Repeat the material verbatim and drop the pictures.

BEGIN Input rows

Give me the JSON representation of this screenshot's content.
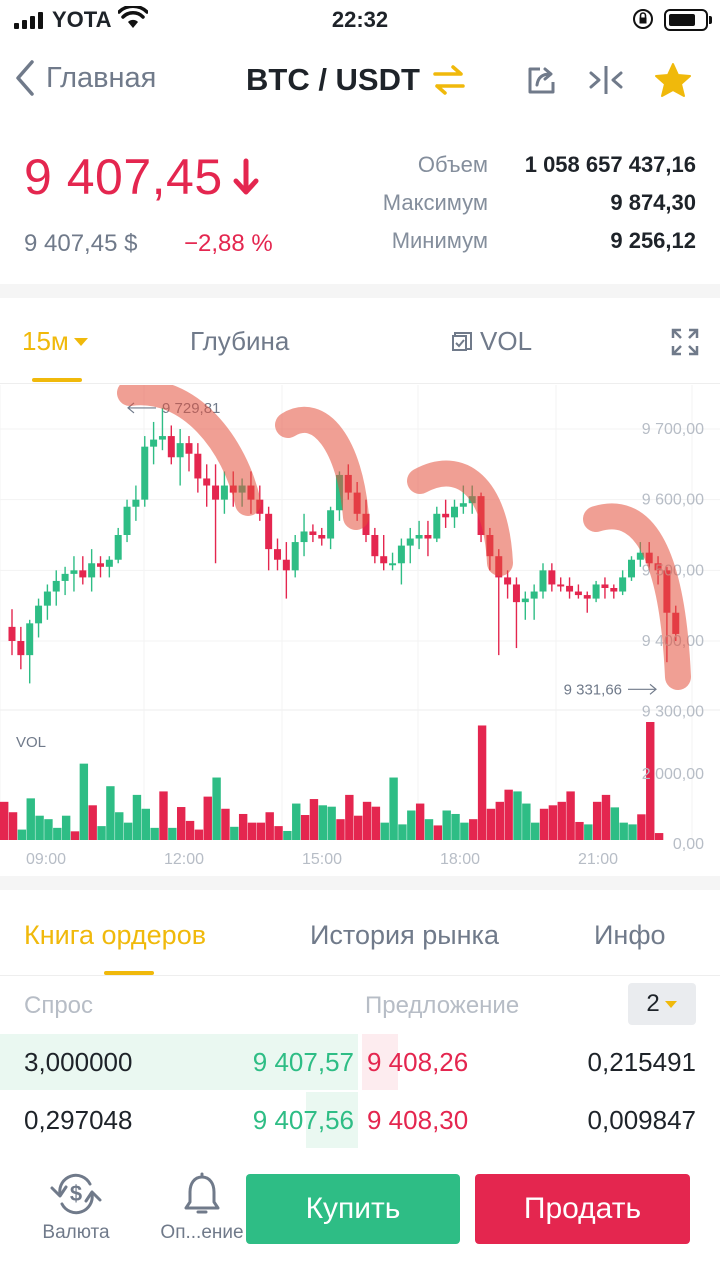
{
  "status_bar": {
    "carrier": "YOTA",
    "time": "22:32"
  },
  "nav": {
    "back_label": "Главная",
    "pair": "BTC / USDT"
  },
  "ticker": {
    "price": "9 407,45",
    "price_usd": "9 407,45 $",
    "change": "−2,88 %",
    "stats": [
      {
        "label": "Объем",
        "value": "1 058 657 437,16"
      },
      {
        "label": "Максимум",
        "value": "9 874,30"
      },
      {
        "label": "Минимум",
        "value": "9 256,12"
      }
    ]
  },
  "chart_tabs": {
    "interval": "15м",
    "depth": "Глубина",
    "vol": "VOL"
  },
  "chart_data": {
    "type": "candlestick",
    "interval": "15m",
    "high_marker": "9 729,81",
    "low_marker": "9 331,66",
    "price_ticks": [
      "9 700,00",
      "9 600,00",
      "9 500,00",
      "9 400,00",
      "9 300,00"
    ],
    "volume_label": "VOL",
    "volume_ticks": [
      "2 000,00",
      "0,00"
    ],
    "time_ticks": [
      "09:00",
      "12:00",
      "15:00",
      "18:00",
      "21:00"
    ],
    "candles": [
      [
        9420,
        9445,
        9380,
        9400
      ],
      [
        9400,
        9420,
        9360,
        9380
      ],
      [
        9380,
        9430,
        9340,
        9425
      ],
      [
        9425,
        9460,
        9405,
        9450
      ],
      [
        9450,
        9480,
        9430,
        9470
      ],
      [
        9470,
        9500,
        9450,
        9485
      ],
      [
        9485,
        9505,
        9465,
        9495
      ],
      [
        9495,
        9520,
        9470,
        9500
      ],
      [
        9500,
        9520,
        9480,
        9490
      ],
      [
        9490,
        9530,
        9470,
        9510
      ],
      [
        9510,
        9520,
        9490,
        9505
      ],
      [
        9505,
        9520,
        9490,
        9515
      ],
      [
        9515,
        9560,
        9510,
        9550
      ],
      [
        9550,
        9600,
        9540,
        9590
      ],
      [
        9590,
        9620,
        9570,
        9600
      ],
      [
        9600,
        9690,
        9590,
        9675
      ],
      [
        9675,
        9710,
        9650,
        9685
      ],
      [
        9685,
        9730,
        9670,
        9690
      ],
      [
        9690,
        9705,
        9650,
        9660
      ],
      [
        9660,
        9700,
        9620,
        9680
      ],
      [
        9680,
        9690,
        9640,
        9665
      ],
      [
        9665,
        9680,
        9610,
        9630
      ],
      [
        9630,
        9650,
        9590,
        9620
      ],
      [
        9620,
        9650,
        9510,
        9600
      ],
      [
        9600,
        9640,
        9580,
        9620
      ],
      [
        9620,
        9640,
        9590,
        9610
      ],
      [
        9610,
        9630,
        9590,
        9620
      ],
      [
        9620,
        9640,
        9580,
        9600
      ],
      [
        9600,
        9620,
        9570,
        9580
      ],
      [
        9580,
        9590,
        9500,
        9530
      ],
      [
        9530,
        9545,
        9500,
        9515
      ],
      [
        9515,
        9540,
        9460,
        9500
      ],
      [
        9500,
        9550,
        9490,
        9540
      ],
      [
        9540,
        9580,
        9520,
        9555
      ],
      [
        9555,
        9565,
        9540,
        9550
      ],
      [
        9550,
        9560,
        9535,
        9545
      ],
      [
        9545,
        9590,
        9530,
        9585
      ],
      [
        9585,
        9640,
        9570,
        9635
      ],
      [
        9635,
        9650,
        9600,
        9610
      ],
      [
        9610,
        9625,
        9570,
        9580
      ],
      [
        9580,
        9600,
        9540,
        9550
      ],
      [
        9550,
        9560,
        9510,
        9520
      ],
      [
        9520,
        9550,
        9500,
        9510
      ],
      [
        9510,
        9525,
        9500,
        9510
      ],
      [
        9510,
        9545,
        9480,
        9535
      ],
      [
        9535,
        9560,
        9510,
        9545
      ],
      [
        9545,
        9570,
        9530,
        9550
      ],
      [
        9550,
        9570,
        9520,
        9545
      ],
      [
        9545,
        9590,
        9540,
        9580
      ],
      [
        9580,
        9600,
        9560,
        9575
      ],
      [
        9575,
        9600,
        9560,
        9590
      ],
      [
        9590,
        9620,
        9580,
        9595
      ],
      [
        9595,
        9620,
        9580,
        9605
      ],
      [
        9605,
        9610,
        9540,
        9550
      ],
      [
        9550,
        9560,
        9500,
        9520
      ],
      [
        9520,
        9530,
        9380,
        9490
      ],
      [
        9490,
        9500,
        9460,
        9480
      ],
      [
        9480,
        9490,
        9390,
        9455
      ],
      [
        9455,
        9470,
        9430,
        9460
      ],
      [
        9460,
        9480,
        9430,
        9470
      ],
      [
        9470,
        9510,
        9460,
        9500
      ],
      [
        9500,
        9510,
        9470,
        9480
      ],
      [
        9480,
        9490,
        9470,
        9478
      ],
      [
        9478,
        9490,
        9460,
        9470
      ],
      [
        9470,
        9480,
        9460,
        9465
      ],
      [
        9465,
        9470,
        9440,
        9460
      ],
      [
        9460,
        9485,
        9455,
        9480
      ],
      [
        9480,
        9490,
        9460,
        9475
      ],
      [
        9475,
        9480,
        9460,
        9470
      ],
      [
        9470,
        9500,
        9465,
        9490
      ],
      [
        9490,
        9520,
        9485,
        9515
      ],
      [
        9515,
        9540,
        9505,
        9525
      ],
      [
        9525,
        9540,
        9500,
        9510
      ],
      [
        9510,
        9520,
        9480,
        9500
      ],
      [
        9500,
        9505,
        9370,
        9440
      ],
      [
        9440,
        9450,
        9400,
        9410
      ]
    ],
    "volumes": [
      1100,
      800,
      300,
      1200,
      700,
      600,
      350,
      700,
      250,
      2200,
      1000,
      400,
      1550,
      800,
      500,
      1300,
      900,
      350,
      1400,
      350,
      950,
      550,
      300,
      1250,
      1800,
      900,
      380,
      750,
      500,
      500,
      800,
      400,
      260,
      1050,
      720,
      1180,
      1000,
      960,
      600,
      1300,
      700,
      1100,
      960,
      500,
      1800,
      450,
      850,
      1050,
      600,
      420,
      850,
      750,
      500,
      600,
      3300,
      900,
      1100,
      1450,
      1400,
      1050,
      500,
      900,
      1000,
      1100,
      1400,
      520,
      450,
      1100,
      1300,
      940,
      500,
      450,
      740,
      3400,
      200
    ]
  },
  "order_book": {
    "tabs": [
      "Книга ордеров",
      "История рынка",
      "Инфо"
    ],
    "bid_label": "Спрос",
    "ask_label": "Предложение",
    "depth": "2",
    "rows": [
      {
        "bid_qty": "3,000000",
        "bid_price": "9 407,57",
        "ask_price": "9 408,26",
        "ask_qty": "0,215491",
        "bid_depth": 1.0,
        "ask_depth": 0.1
      },
      {
        "bid_qty": "0,297048",
        "bid_price": "9 407,56",
        "ask_price": "9 408,30",
        "ask_qty": "0,009847",
        "bid_depth": 0.15,
        "ask_depth": 0.0
      }
    ]
  },
  "bottom_bar": {
    "currency_label": "Валюта",
    "alert_label": "Оп...ение",
    "buy_label": "Купить",
    "sell_label": "Продать"
  },
  "colors": {
    "up": "#2ebd85",
    "down": "#e4264f",
    "accent": "#f0b90b"
  }
}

END Input rows

Reply ->
Give me the JSON representation of this screenshot's content.
{
  "status_bar": {
    "carrier": "YOTA",
    "time": "22:32"
  },
  "nav": {
    "back_label": "Главная",
    "pair": "BTC / USDT"
  },
  "ticker": {
    "price": "9 407,45",
    "price_usd": "9 407,45 $",
    "change": "−2,88 %",
    "stats": [
      {
        "label": "Объем",
        "value": "1 058 657 437,16"
      },
      {
        "label": "Максимум",
        "value": "9 874,30"
      },
      {
        "label": "Минимум",
        "value": "9 256,12"
      }
    ]
  },
  "chart_tabs": {
    "interval": "15м",
    "depth": "Глубина",
    "vol": "VOL"
  },
  "chart_data": {
    "type": "candlestick",
    "interval": "15m",
    "high_marker": "9 729,81",
    "low_marker": "9 331,66",
    "price_ticks": [
      "9 700,00",
      "9 600,00",
      "9 500,00",
      "9 400,00",
      "9 300,00"
    ],
    "volume_label": "VOL",
    "volume_ticks": [
      "2 000,00",
      "0,00"
    ],
    "time_ticks": [
      "09:00",
      "12:00",
      "15:00",
      "18:00",
      "21:00"
    ],
    "candles": [
      [
        9420,
        9445,
        9380,
        9400
      ],
      [
        9400,
        9420,
        9360,
        9380
      ],
      [
        9380,
        9430,
        9340,
        9425
      ],
      [
        9425,
        9460,
        9405,
        9450
      ],
      [
        9450,
        9480,
        9430,
        9470
      ],
      [
        9470,
        9500,
        9450,
        9485
      ],
      [
        9485,
        9505,
        9465,
        9495
      ],
      [
        9495,
        9520,
        9470,
        9500
      ],
      [
        9500,
        9520,
        9480,
        9490
      ],
      [
        9490,
        9530,
        9470,
        9510
      ],
      [
        9510,
        9520,
        9490,
        9505
      ],
      [
        9505,
        9520,
        9490,
        9515
      ],
      [
        9515,
        9560,
        9510,
        9550
      ],
      [
        9550,
        9600,
        9540,
        9590
      ],
      [
        9590,
        9620,
        9570,
        9600
      ],
      [
        9600,
        9690,
        9590,
        9675
      ],
      [
        9675,
        9710,
        9650,
        9685
      ],
      [
        9685,
        9730,
        9670,
        9690
      ],
      [
        9690,
        9705,
        9650,
        9660
      ],
      [
        9660,
        9700,
        9620,
        9680
      ],
      [
        9680,
        9690,
        9640,
        9665
      ],
      [
        9665,
        9680,
        9610,
        9630
      ],
      [
        9630,
        9650,
        9590,
        9620
      ],
      [
        9620,
        9650,
        9510,
        9600
      ],
      [
        9600,
        9640,
        9580,
        9620
      ],
      [
        9620,
        9640,
        9590,
        9610
      ],
      [
        9610,
        9630,
        9590,
        9620
      ],
      [
        9620,
        9640,
        9580,
        9600
      ],
      [
        9600,
        9620,
        9570,
        9580
      ],
      [
        9580,
        9590,
        9500,
        9530
      ],
      [
        9530,
        9545,
        9500,
        9515
      ],
      [
        9515,
        9540,
        9460,
        9500
      ],
      [
        9500,
        9550,
        9490,
        9540
      ],
      [
        9540,
        9580,
        9520,
        9555
      ],
      [
        9555,
        9565,
        9540,
        9550
      ],
      [
        9550,
        9560,
        9535,
        9545
      ],
      [
        9545,
        9590,
        9530,
        9585
      ],
      [
        9585,
        9640,
        9570,
        9635
      ],
      [
        9635,
        9650,
        9600,
        9610
      ],
      [
        9610,
        9625,
        9570,
        9580
      ],
      [
        9580,
        9600,
        9540,
        9550
      ],
      [
        9550,
        9560,
        9510,
        9520
      ],
      [
        9520,
        9550,
        9500,
        9510
      ],
      [
        9510,
        9525,
        9500,
        9510
      ],
      [
        9510,
        9545,
        9480,
        9535
      ],
      [
        9535,
        9560,
        9510,
        9545
      ],
      [
        9545,
        9570,
        9530,
        9550
      ],
      [
        9550,
        9570,
        9520,
        9545
      ],
      [
        9545,
        9590,
        9540,
        9580
      ],
      [
        9580,
        9600,
        9560,
        9575
      ],
      [
        9575,
        9600,
        9560,
        9590
      ],
      [
        9590,
        9620,
        9580,
        9595
      ],
      [
        9595,
        9620,
        9580,
        9605
      ],
      [
        9605,
        9610,
        9540,
        9550
      ],
      [
        9550,
        9560,
        9500,
        9520
      ],
      [
        9520,
        9530,
        9380,
        9490
      ],
      [
        9490,
        9500,
        9460,
        9480
      ],
      [
        9480,
        9490,
        9390,
        9455
      ],
      [
        9455,
        9470,
        9430,
        9460
      ],
      [
        9460,
        9480,
        9430,
        9470
      ],
      [
        9470,
        9510,
        9460,
        9500
      ],
      [
        9500,
        9510,
        9470,
        9480
      ],
      [
        9480,
        9490,
        9470,
        9478
      ],
      [
        9478,
        9490,
        9460,
        9470
      ],
      [
        9470,
        9480,
        9460,
        9465
      ],
      [
        9465,
        9470,
        9440,
        9460
      ],
      [
        9460,
        9485,
        9455,
        9480
      ],
      [
        9480,
        9490,
        9460,
        9475
      ],
      [
        9475,
        9480,
        9460,
        9470
      ],
      [
        9470,
        9500,
        9465,
        9490
      ],
      [
        9490,
        9520,
        9485,
        9515
      ],
      [
        9515,
        9540,
        9505,
        9525
      ],
      [
        9525,
        9540,
        9500,
        9510
      ],
      [
        9510,
        9520,
        9480,
        9500
      ],
      [
        9500,
        9505,
        9370,
        9440
      ],
      [
        9440,
        9450,
        9400,
        9410
      ]
    ],
    "volumes": [
      1100,
      800,
      300,
      1200,
      700,
      600,
      350,
      700,
      250,
      2200,
      1000,
      400,
      1550,
      800,
      500,
      1300,
      900,
      350,
      1400,
      350,
      950,
      550,
      300,
      1250,
      1800,
      900,
      380,
      750,
      500,
      500,
      800,
      400,
      260,
      1050,
      720,
      1180,
      1000,
      960,
      600,
      1300,
      700,
      1100,
      960,
      500,
      1800,
      450,
      850,
      1050,
      600,
      420,
      850,
      750,
      500,
      600,
      3300,
      900,
      1100,
      1450,
      1400,
      1050,
      500,
      900,
      1000,
      1100,
      1400,
      520,
      450,
      1100,
      1300,
      940,
      500,
      450,
      740,
      3400,
      200
    ]
  },
  "order_book": {
    "tabs": [
      "Книга ордеров",
      "История рынка",
      "Инфо"
    ],
    "bid_label": "Спрос",
    "ask_label": "Предложение",
    "depth": "2",
    "rows": [
      {
        "bid_qty": "3,000000",
        "bid_price": "9 407,57",
        "ask_price": "9 408,26",
        "ask_qty": "0,215491",
        "bid_depth": 1.0,
        "ask_depth": 0.1
      },
      {
        "bid_qty": "0,297048",
        "bid_price": "9 407,56",
        "ask_price": "9 408,30",
        "ask_qty": "0,009847",
        "bid_depth": 0.15,
        "ask_depth": 0.0
      }
    ]
  },
  "bottom_bar": {
    "currency_label": "Валюта",
    "alert_label": "Оп...ение",
    "buy_label": "Купить",
    "sell_label": "Продать"
  },
  "colors": {
    "up": "#2ebd85",
    "down": "#e4264f",
    "accent": "#f0b90b"
  }
}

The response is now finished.